● **Stated goal**
Gather each line of the entries below that includes "SOBRE".
┌─ Material for this exercise
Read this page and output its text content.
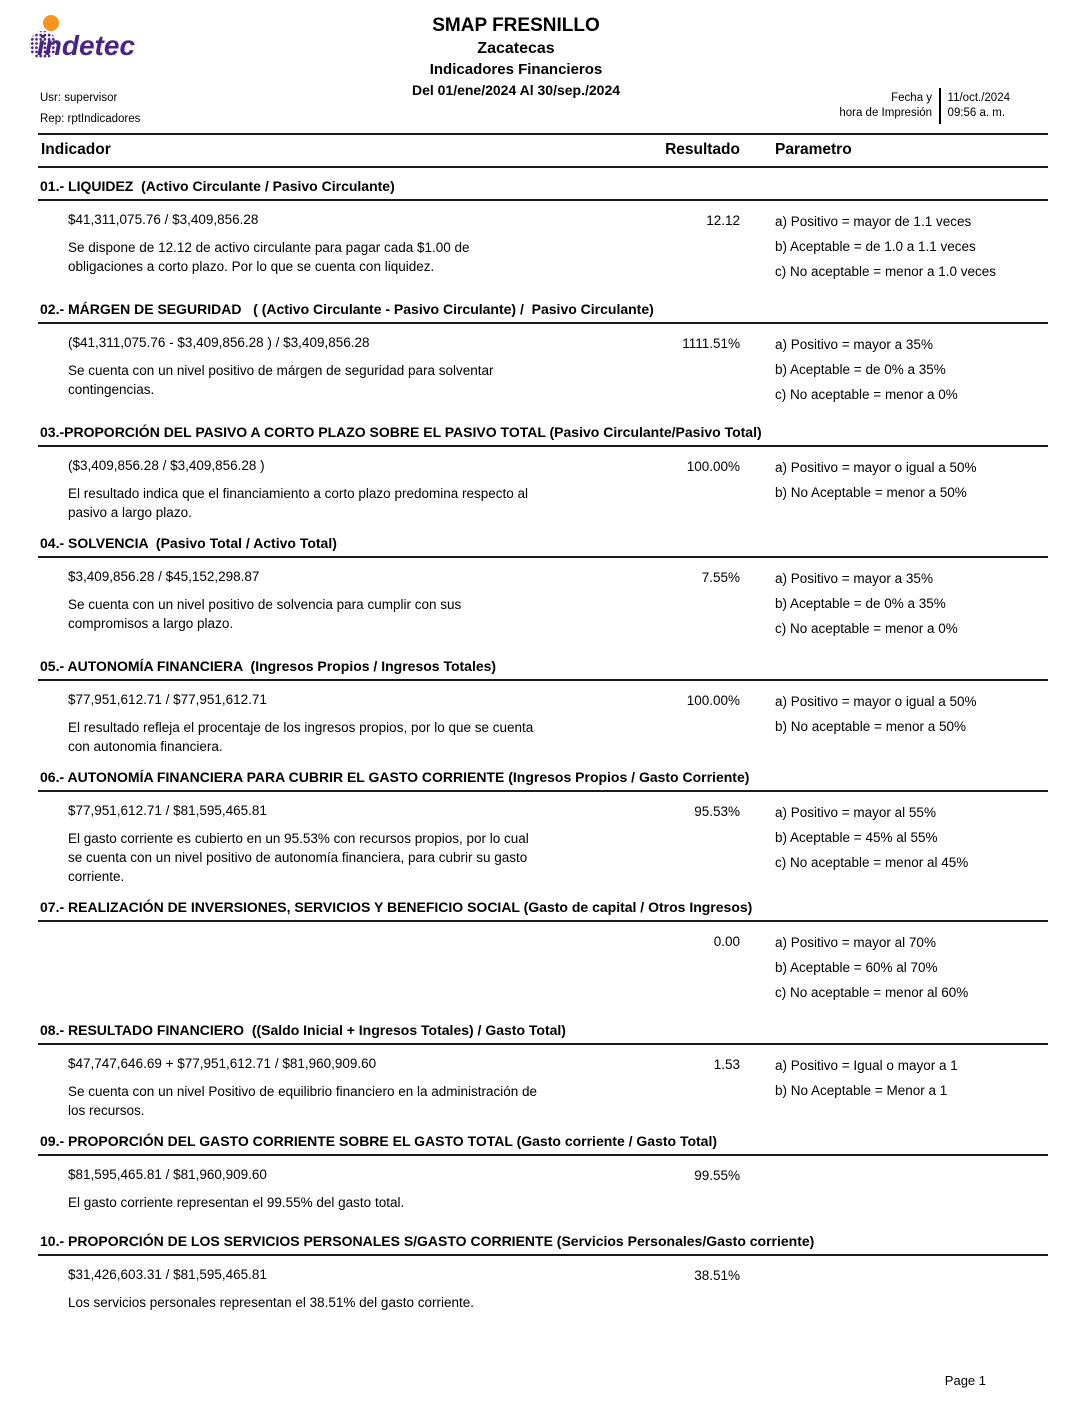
indetec
SMAP FRESNILLO
Zacatecas
Indicadores Financieros
Del 01/ene/2024 Al 30/sep./2024
Usr: supervisor
Rep: rptIndicadores
Fecha y
hora de Impresión
11/oct./2024
09:56 a. m.
Indicador	Resultado	Parametro
01.- LIQUIDEZ  (Activo Circulante / Pasivo Circulante)
$41,311,075.76 / $3,409,856.28
Se dispone de 12.12 de activo circulante para pagar cada $1.00 de obligaciones a corto plazo. Por lo que se cuenta con liquidez.
12.12	a) Positivo = mayor de 1.1 veces
b) Aceptable = de 1.0 a 1.1 veces
c) No aceptable = menor a 1.0 veces
02.- MÁRGEN DE SEGURIDAD   ( (Activo Circulante - Pasivo Circulante) /  Pasivo Circulante)
($41,311,075.76 - $3,409,856.28 ) / $3,409,856.28
Se cuenta con un nivel positivo de márgen de seguridad para solventar contingencias.
1111.51%	a) Positivo = mayor a 35%
b) Aceptable = de 0% a 35%
c) No aceptable = menor a 0%
03.-PROPORCIÓN DEL PASIVO A CORTO PLAZO SOBRE EL PASIVO TOTAL (Pasivo Circulante/Pasivo Total)
($3,409,856.28 / $3,409,856.28 )
El resultado indica que el financiamiento a corto plazo predomina respecto al pasivo a largo plazo.
100.00%	a) Positivo = mayor o igual a 50%
b) No Aceptable = menor a 50%
04.- SOLVENCIA  (Pasivo Total / Activo Total)
$3,409,856.28 / $45,152,298.87
Se cuenta con un nivel positivo de solvencia para cumplir con sus compromisos a largo plazo.
7.55%	a) Positivo = mayor a 35%
b) Aceptable = de 0% a 35%
c) No aceptable = menor a 0%
05.- AUTONOMÍA FINANCIERA  (Ingresos Propios / Ingresos Totales)
$77,951,612.71 / $77,951,612.71
El resultado refleja el procentaje de los ingresos propios, por lo que se cuenta con autonomia financiera.
100.00%	a) Positivo = mayor o igual a 50%
b) No aceptable = menor a 50%
06.- AUTONOMÍA FINANCIERA PARA CUBRIR EL GASTO CORRIENTE (Ingresos Propios / Gasto Corriente)
$77,951,612.71 / $81,595,465.81
El gasto corriente es cubierto en un 95.53% con recursos propios, por lo cual se cuenta con un nivel positivo de autonomía financiera, para cubrir su gasto corriente.
95.53%	a) Positivo = mayor al 55%
b) Aceptable = 45% al 55%
c) No aceptable = menor al 45%
07.- REALIZACIÓN DE INVERSIONES, SERVICIOS Y BENEFICIO SOCIAL (Gasto de capital / Otros Ingresos)
0.00	a) Positivo = mayor al 70%
b) Aceptable = 60% al 70%
c) No aceptable = menor al 60%
08.- RESULTADO FINANCIERO  ((Saldo Inicial + Ingresos Totales) / Gasto Total)
$47,747,646.69 + $77,951,612.71 / $81,960,909.60
Se cuenta con un nivel Positivo de equilibrio financiero en la administración de los recursos.
1.53	a) Positivo = Igual o mayor a 1
b) No Aceptable = Menor a 1
09.- PROPORCIÓN DEL GASTO CORRIENTE SOBRE EL GASTO TOTAL (Gasto corriente / Gasto Total)
$81,595,465.81 / $81,960,909.60
El gasto corriente representan el 99.55% del gasto total.
99.55%
10.- PROPORCIÓN DE LOS SERVICIOS PERSONALES S/GASTO CORRIENTE (Servicios Personales/Gasto corriente)
$31,426,603.31 / $81,595,465.81
Los servicios personales representan el 38.51% del gasto corriente.
38.51%
Page 1
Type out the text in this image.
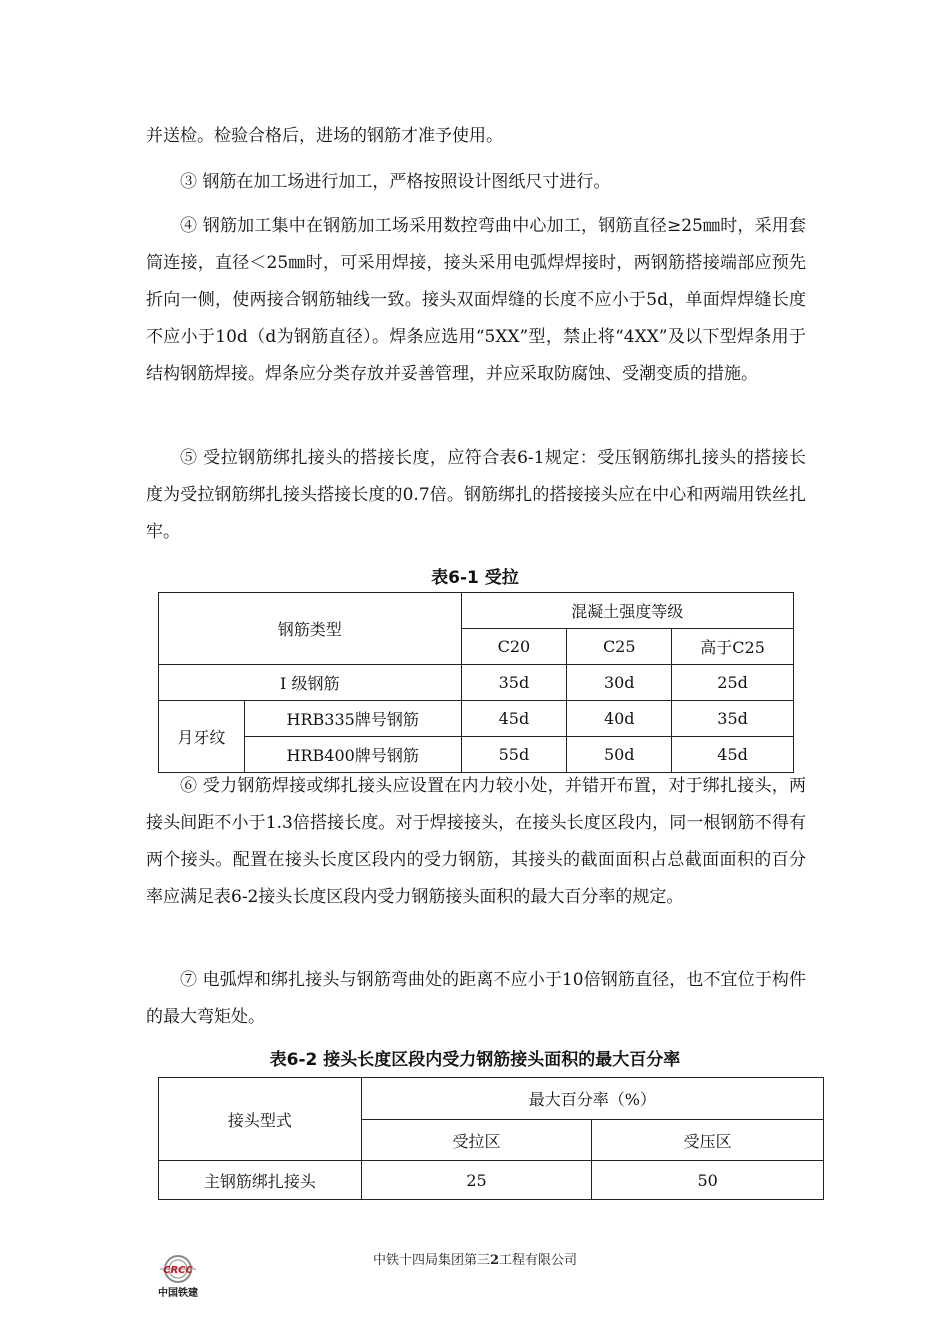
并送检。检验合格后，进场的钢筋才准予使用。

③ 钢筋在加工场进行加工，严格按照设计图纸尺寸进行。

④ 钢筋加工集中在钢筋加工场采用数控弯曲中心加工，钢筋直径≥25㎜时，采用套筒连接，直径＜25㎜时，可采用焊接，接头采用电弧焊焊接时，两钢筋搭接端部应预先折向一侧，使两接合钢筋轴线一致。接头双面焊缝的长度不应小于5d，单面焊焊缝长度不应小于10d（d为钢筋直径）。焊条应选用“5XX”型，禁止将“4XX”及以下型焊条用于结构钢筋焊接。焊条应分类存放并妥善管理，并应采取防腐蚀、受潮变质的措施。

⑤ 受拉钢筋绑扎接头的搭接长度，应符合表6-1规定：受压钢筋绑扎接头的搭接长度为受拉钢筋绑扎接头搭接长度的0.7倍。钢筋绑扎的搭接接头应在中心和两端用铁丝扎牢。

表6-1 受拉
钢筋类型		混凝土强度等级		
		C20	C25	高于C25
Ⅰ 级钢筋		35d	30d	25d
月牙纹	HRB335牌号钢筋	45d	40d	35d
	HRB400牌号钢筋	55d	50d	45d

⑥ 受力钢筋焊接或绑扎接头应设置在内力较小处，并错开布置，对于绑扎接头，两接头间距不小于1.3倍搭接长度。对于焊接接头，在接头长度区段内，同一根钢筋不得有两个接头。配置在接头长度区段内的受力钢筋，其接头的截面面积占总截面面积的百分率应满足表6-2接头长度区段内受力钢筋接头面积的最大百分率的规定。

⑦ 电弧焊和绑扎接头与钢筋弯曲处的距离不应小于10倍钢筋直径，也不宜位于构件的最大弯矩处。

表6-2 接头长度区段内受力钢筋接头面积的最大百分率
接头型式	最大百分率（%）	
	受拉区	受压区
主钢筋绑扎接头	25	50
CRCC
中国铁建
中铁十四局集团第三2工程有限公司
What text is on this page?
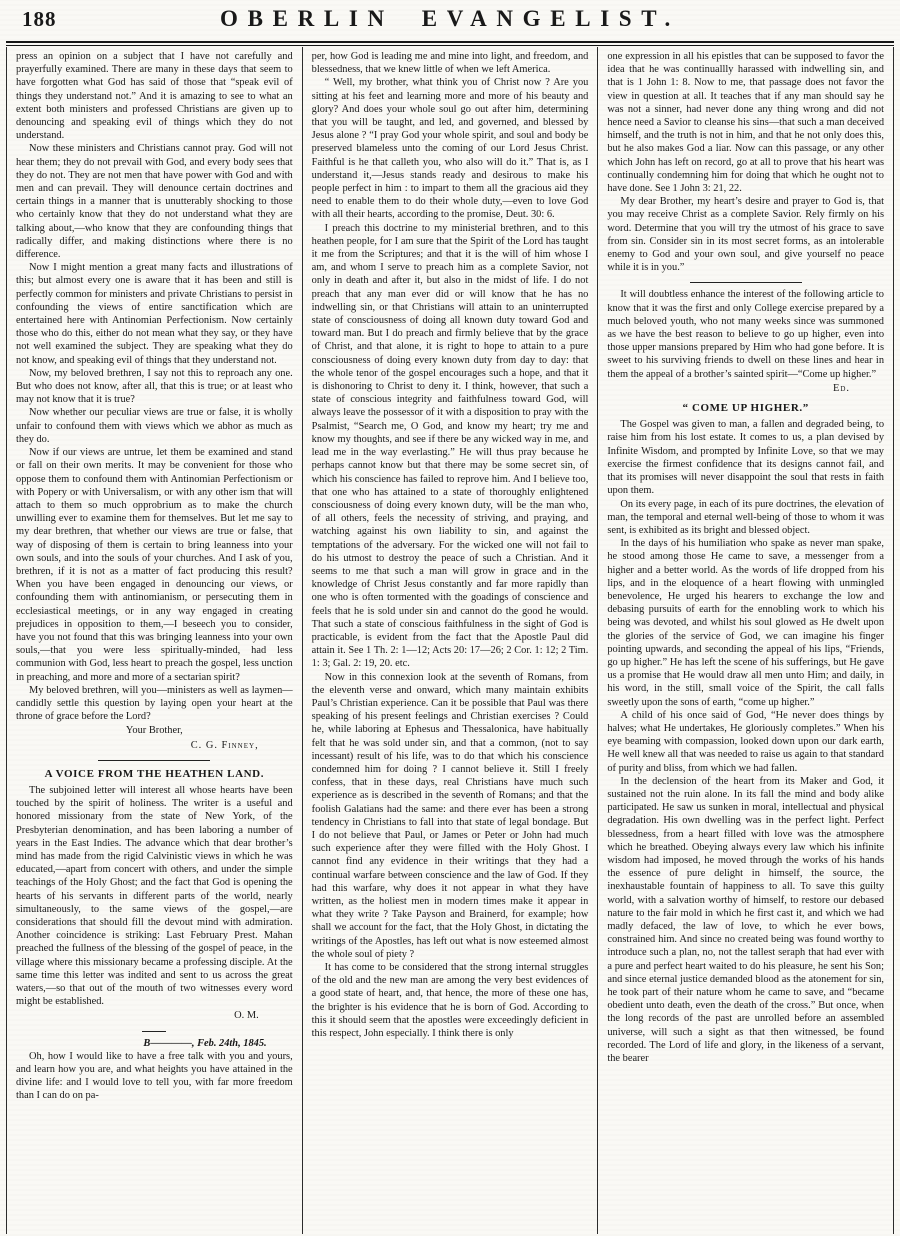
188	OBERLIN EVANGELIST.

press an opinion on a subject that I have not carefully and prayerfully examined. There are many in these days that seem to have forgotten what God has said of those that “speak evil of things they understand not.” And it is amazing to see to what an extent both ministers and professed Christians are given up to denouncing and speaking evil of things which they do not understand.

Now these ministers and Christians cannot pray. God will not hear them; they do not prevail with God, and every body sees that they do not. They are not men that have power with God and with men and can prevail. They will denounce certain doctrines and certain things in a manner that is unutterably shocking to those who certainly know that they do not understand what they are talking about,—who know that they are confounding things that radically differ, and making distinctions where there is no difference.

Now I might mention a great many facts and illustrations of this; but almost every one is aware that it has been and still is perfectly common for ministers and private Christians to persist in confounding the views of entire sanctification which are entertained here with Antinomian Perfectionism. Now certainly those who do this, either do not mean what they say, or they have not well examined the subject. They are speaking what they do not know, and speaking evil of things that they understand not.

Now, my beloved brethren, I say not this to reproach any one. But who does not know, after all, that this is true; or at least who may not know that it is true?

Now whether our peculiar views are true or false, it is wholly unfair to confound them with views which we abhor as much as they do.

Now if our views are untrue, let them be examined and stand or fall on their own merits. It may be convenient for those who oppose them to confound them with Antinomian Perfectionism or with Popery or with Universalism, or with any other ism that will attach to them so much opprobrium as to make the church unwilling ever to examine them for themselves. But let me say to my dear brethren, that whether our views are true or false, that way of disposing of them is certain to bring leanness into your own souls, and into the souls of your churches. And I ask of you, brethren, if it is not as a matter of fact producing this result? When you have been engaged in denouncing our views, or confounding them with antinomianism, or persecuting them in ecclesiastical meetings, or in any way engaged in creating prejudices in opposition to them,—I beseech you to consider, have you not found that this was bringing leanness into your own souls,—that you were less spiritually-minded, had less communion with God, less heart to preach the gospel, less unction in preaching, and more and more of a sectarian spirit?

My beloved brethren, will you—ministers as well as laymen—candidly settle this question by laying open your heart at the throne of grace before the Lord?

Your Brother,

C. G. Finney,

A VOICE FROM THE HEATHEN LAND.

The subjoined letter will interest all whose hearts have been touched by the spirit of holiness. The writer is a useful and honored missionary from the state of New York, of the Presbyterian denomination, and has been laboring a number of years in the East Indies. The advance which that dear brother’s mind has made from the rigid Calvinistic views in which he was educated,—apart from concert with others, and under the simple teachings of the Holy Ghost; and the fact that God is opening the hearts of his servants in different parts of the world, nearly simultaneously, to the same views of the gospel,—are considerations that should fill the devout mind with admiration. Another coincidence is striking: Last February Prest. Mahan preached the fullness of the blessing of the gospel of peace, in the village where this missionary became a professing disciple. At the same time this letter was indited and sent to us across the great waters,—so that out of the mouth of two witnesses every word might be established.

O. M.

B————, Feb. 24th, 1845.

Oh, how I would like to have a free talk with you and yours, and learn how you are, and what heights you have attained in the divine life: and I would love to tell you, with far more freedom than I can do on pa-

per, how God is leading me and mine into light, and freedom, and blessedness, that we knew little of when we left America.

“ Well, my brother, what think you of Christ now ? Are you sitting at his feet and learning more and more of his beauty and glory? And does your whole soul go out after him, determining that you will be taught, and led, and governed, and blessed by Jesus alone ? “I pray God your whole spirit, and soul and body be preserved blameless unto the coming of our Lord Jesus Christ. Faithful is he that calleth you, who also will do it.” That is, as I understand it,—Jesus stands ready and desirous to make his people perfect in him : to impart to them all the gracious aid they need to enable them to do their whole duty,—even to love God with all their hearts, according to the promise, Deut. 30: 6.

I preach this doctrine to my ministerial brethren, and to this heathen people, for I am sure that the Spirit of the Lord has taught it me from the Scriptures; and that it is the will of him whose I am, and whom I serve to preach him as a complete Savior, not only in death and after it, but also in the midst of life. I do not preach that any man ever did or will know that he has no indwelling sin, or that Christians will attain to an uninterrupted state of consciousness of doing all known duty toward God and toward man. But I do preach and firmly believe that by the grace of Christ, and that alone, it is right to hope to attain to a pure consciousness of doing every known duty from day to day: that the whole tenor of the gospel encourages such a hope, and that it is dishonoring to Christ to deny it. I think, however, that such a state of conscious integrity and faithfulness toward God, will always leave the possessor of it with a disposition to pray with the Psalmist, “Search me, O God, and know my heart; try me and know my thoughts, and see if there be any wicked way in me, and lead me in the way everlasting.” He will thus pray because he perhaps cannot know but that there may be some secret sin, of which his conscience has failed to reprove him. And I believe too, that one who has attained to a state of thoroughly enlightened consciousness of doing every known duty, will be the man who, of all others, feels the necessity of striving, and praying, and watching against his own liability to sin, and against the temptations of the adversary. For the wicked one will not fail to do his utmost to destroy the peace of such a Christian. And it seems to me that such a man will grow in grace and in the knowledge of Christ Jesus constantly and far more rapidly than one who is often tormented with the goadings of conscience and feels that he is sold under sin and cannot do the good he would. That such a state of conscious faithfulness in the sight of God is practicable, is evident from the fact that the Apostle Paul did attain it. See 1 Th. 2: 1—12; Acts 20: 17—26; 2 Cor. 1: 12; 2 Tim. 1: 3; Gal. 2: 19, 20. etc.

Now in this connexion look at the seventh of Romans, from the eleventh verse and onward, which many maintain exhibits Paul’s Christian experience. Can it be possible that Paul was there speaking of his present feelings and Christian exercises ? Could he, while laboring at Ephesus and Thessalonica, have habitually felt that he was sold under sin, and that a common, (not to say incessant) result of his life, was to do that which his conscience condemned him for doing ? I cannot believe it. Still I freely confess, that in these days, real Christians have much such experience as is described in the seventh of Romans; and that the foolish Galatians had the same: and there ever has been a strong tendency in Christians to fall into that state of legal bondage. But I do not believe that Paul, or James or Peter or John had much such experience after they were filled with the Holy Ghost. I cannot find any evidence in their writings that they had a continual warfare between conscience and the law of God. If they had this warfare, why does it not appear in what they have written, as the holiest men in modern times make it appear in what they write ? Take Payson and Brainerd, for example; how shall we account for the fact, that the Holy Ghost, in dictating the writings of the Apostles, has left out what is now esteemed almost the whole soul of piety ?

It has come to be considered that the strong internal struggles of the old and the new man are among the very best evidences of a good state of heart, and, that hence, the more of these one has, the brighter is his evidence that he is born of God. According to this it should seem that the apostles were exceedingly deficient in this respect, John especially. I think there is only

one expression in all his epistles that can be supposed to favor the idea that he was continuallly harassed with indwelling sin, and that is 1 John 1: 8. Now to me, that passage does not favor the view in question at all. It teaches that if any man should say he was not a sinner, had never done any thing wrong and did not hence need a Savior to cleanse his sins—that such a man deceived himself, and the truth is not in him, and that he not only does this, but he also makes God a liar. Now can this passage, or any other which John has left on record, go at all to prove that his heart was continually condemning him for doing that which he ought not to have done. See 1 John 3: 21, 22.

My dear Brother, my heart’s desire and prayer to God is, that you may receive Christ as a complete Savior. Rely firmly on his word. Determine that you will try the utmost of his grace to save from sin. Consider sin in its most secret forms, as an intolerable enemy to God and your own soul, and give yourself no peace while it is in you.”

It will doubtless enhance the interest of the following article to know that it was the first and only College exercise prepared by a much beloved youth, who not many weeks since was summoned as we have the best reason to believe to go up higher, even into those upper mansions prepared by Him who had gone before. It is sweet to his surviving friends to dwell on these lines and hear in them the appeal of a brother’s sainted spirit—“Come up higher.”

Ed.

“ COME UP HIGHER.”

The Gospel was given to man, a fallen and degraded being, to raise him from his lost estate. It comes to us, a plan devised by Infinite Wisdom, and prompted by Infinite Love, so that we may exercise the firmest confidence that its designs cannot fail, and that its promises will never disappoint the soul that rests in faith upon them.

On its every page, in each of its pure doctrines, the elevation of man, the temporal and eternal well-being of those to whom it was sent, is exhibited as its bright and blessed object.

In the days of his humiliation who spake as never man spake, he stood among those He came to save, a messenger from a higher and a better world. As the words of life dropped from his lips, and in the eloquence of a heart flowing with unmingled benevolence, He urged his hearers to exchange the low and debasing pursuits of earth for the ennobling work to which his being was devoted, and whilst his soul glowed as He dwelt upon the glories of the service of God, we can imagine his finger pointing upwards, and seconding the appeal of his lips, “Friends, go up higher.” He has left the scene of his sufferings, but He gave us a promise that He would draw all men unto Him; and daily, in his word, in the still, small voice of the Spirit, the call falls sweetly upon the sons of earth, “come up higher.”

A child of his once said of God, “He never does things by halves; what He undertakes, He gloriously completes.” When his eye beaming with compassion, looked down upon our dark earth, He well knew all that was needed to raise us again to that standard of purity and bliss, from which we had fallen.

In the declension of the heart from its Maker and God, it sustained not the ruin alone. In its fall the mind and body alike participated. He saw us sunken in moral, intellectual and physical degradation. His own dwelling was in the perfect light. Perfect blessedness, from a heart filled with love was the atmosphere which he breathed. Obeying always every law which his infinite wisdom had imposed, he moved through the works of his hands the essence of pure delight in himself, the source, the inexhaustable fountain of happiness to all. To save this guilty world, with a salvation worthy of himself, to restore our debased nature to the fair mold in which he first cast it, and which we had madly defaced, the law of love, to which he ever bows, constrained him. And since no created being was found worthy to introduce such a plan, no, not the tallest seraph that had ever with a pure and perfect heart waited to do his pleasure, he sent his Son; and since eternal justice demanded blood as the atonement for sin, he took part of their nature whom he came to save, and “became obedient unto death, even the death of the cross.” But once, when the long records of the past are unrolled before an assembled universe, will such a sight as that then witnessed, be found recorded. The Lord of life and glory, in the likeness of a servant, the bearer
└─
● **Full response**
03.-PROPORCIÓN DEL PASIVO A CORTO PLAZO SOBRE EL PASIVO TOTAL (Pasivo Circulante/Pasivo Total)
09.- PROPORCIÓN DEL GASTO CORRIENTE SOBRE EL GASTO TOTAL (Gasto corriente / Gasto Total)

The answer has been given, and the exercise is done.